Problem details:
Repeat every line below exactly, word for word.

--- Dataset records ---

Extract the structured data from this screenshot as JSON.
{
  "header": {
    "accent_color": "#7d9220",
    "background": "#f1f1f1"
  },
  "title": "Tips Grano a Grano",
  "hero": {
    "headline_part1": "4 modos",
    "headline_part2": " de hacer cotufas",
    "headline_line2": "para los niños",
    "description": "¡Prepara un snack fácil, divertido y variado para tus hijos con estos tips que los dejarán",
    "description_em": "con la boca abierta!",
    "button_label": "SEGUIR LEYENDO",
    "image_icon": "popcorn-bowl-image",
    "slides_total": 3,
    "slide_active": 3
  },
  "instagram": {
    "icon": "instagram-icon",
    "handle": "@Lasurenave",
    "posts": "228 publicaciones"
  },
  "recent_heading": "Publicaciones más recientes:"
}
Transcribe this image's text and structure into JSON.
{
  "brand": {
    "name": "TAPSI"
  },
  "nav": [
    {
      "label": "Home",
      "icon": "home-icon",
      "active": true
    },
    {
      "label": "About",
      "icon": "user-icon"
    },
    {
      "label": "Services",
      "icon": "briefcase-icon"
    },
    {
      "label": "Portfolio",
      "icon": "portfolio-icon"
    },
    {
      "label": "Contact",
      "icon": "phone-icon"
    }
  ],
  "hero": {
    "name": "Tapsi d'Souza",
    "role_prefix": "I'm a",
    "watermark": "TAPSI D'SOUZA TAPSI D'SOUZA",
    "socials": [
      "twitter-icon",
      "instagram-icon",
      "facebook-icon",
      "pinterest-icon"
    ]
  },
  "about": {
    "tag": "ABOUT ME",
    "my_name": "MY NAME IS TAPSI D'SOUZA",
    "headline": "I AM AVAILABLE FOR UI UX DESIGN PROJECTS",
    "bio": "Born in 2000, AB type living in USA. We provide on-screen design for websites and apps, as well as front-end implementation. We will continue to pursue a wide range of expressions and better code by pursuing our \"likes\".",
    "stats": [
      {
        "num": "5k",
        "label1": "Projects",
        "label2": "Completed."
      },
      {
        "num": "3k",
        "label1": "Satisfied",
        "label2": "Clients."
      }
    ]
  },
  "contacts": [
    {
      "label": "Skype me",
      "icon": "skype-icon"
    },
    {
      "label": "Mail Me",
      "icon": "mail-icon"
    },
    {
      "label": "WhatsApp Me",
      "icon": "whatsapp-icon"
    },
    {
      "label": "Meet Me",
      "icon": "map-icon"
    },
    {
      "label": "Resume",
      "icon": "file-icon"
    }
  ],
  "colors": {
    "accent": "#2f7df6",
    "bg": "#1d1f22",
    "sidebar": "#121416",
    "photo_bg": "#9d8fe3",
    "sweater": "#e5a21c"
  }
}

---

Solved exercise:
Extract the structured data from this screenshot as JSON.
{
  "header": {
    "accent_color": "#7d9220",
    "background": "#f1f1f1"
  },
  "title": "Tips Grano a Grano",
  "hero": {
    "headline_part1": "4 modos",
    "headline_part2": " de hacer cotufas",
    "headline_line2": "para los niños",
    "description": "¡Prepara un snack fácil, divertido y variado para tus hijos con estos tips que los dejarán",
    "description_em": "con la boca abierta!",
    "button_label": "SEGUIR LEYENDO",
    "image_icon": "popcorn-bowl-image",
    "slides_total": 3,
    "slide_active": 3
  },
  "instagram": {
    "icon": "instagram-icon",
    "handle": "@Lasurenave",
    "posts": "228 publicaciones"
  },
  "recent_heading": "Publicaciones más recientes:"
}
Transcribe this image's text and structure into JSON.
{
  "brand": {
    "name": "TAPSI"
  },
  "nav": [
    {
      "label": "Home",
      "icon": "home-icon",
      "active": true
    },
    {
      "label": "About",
      "icon": "user-icon"
    },
    {
      "label": "Services",
      "icon": "briefcase-icon"
    },
    {
      "label": "Portfolio",
      "icon": "portfolio-icon"
    },
    {
      "label": "Contact",
      "icon": "phone-icon"
    }
  ],
  "hero": {
    "name": "Tapsi d'Souza",
    "role_prefix": "I'm a",
    "watermark": "TAPSI D'SOUZA TAPSI D'SOUZA",
    "socials": [
      "twitter-icon",
      "instagram-icon",
      "facebook-icon",
      "pinterest-icon"
    ]
  },
  "about": {
    "tag": "ABOUT ME",
    "my_name": "MY NAME IS TAPSI D'SOUZA",
    "headline": "I AM AVAILABLE FOR UI UX DESIGN PROJECTS",
    "bio": "Born in 2000, AB type living in USA. We provide on-screen design for websites and apps, as well as front-end implementation. We will continue to pursue a wide range of expressions and better code by pursuing our \"likes\".",
    "stats": [
      {
        "num": "5k",
        "label1": "Projects",
        "label2": "Completed."
      },
      {
        "num": "3k",
        "label1": "Satisfied",
        "label2": "Clients."
      }
    ]
  },
  "contacts": [
    {
      "label": "Skype me",
      "icon": "skype-icon"
    },
    {
      "label": "Mail Me",
      "icon": "mail-icon"
    },
    {
      "label": "WhatsApp Me",
      "icon": "whatsapp-icon"
    },
    {
      "label": "Meet Me",
      "icon": "map-icon"
    },
    {
      "label": "Resume",
      "icon": "file-icon"
    }
  ],
  "colors": {
    "accent": "#2f7df6",
    "bg": "#1d1f22",
    "sidebar": "#121416",
    "photo_bg": "#9d8fe3",
    "sweater": "#e5a21c"
  }
}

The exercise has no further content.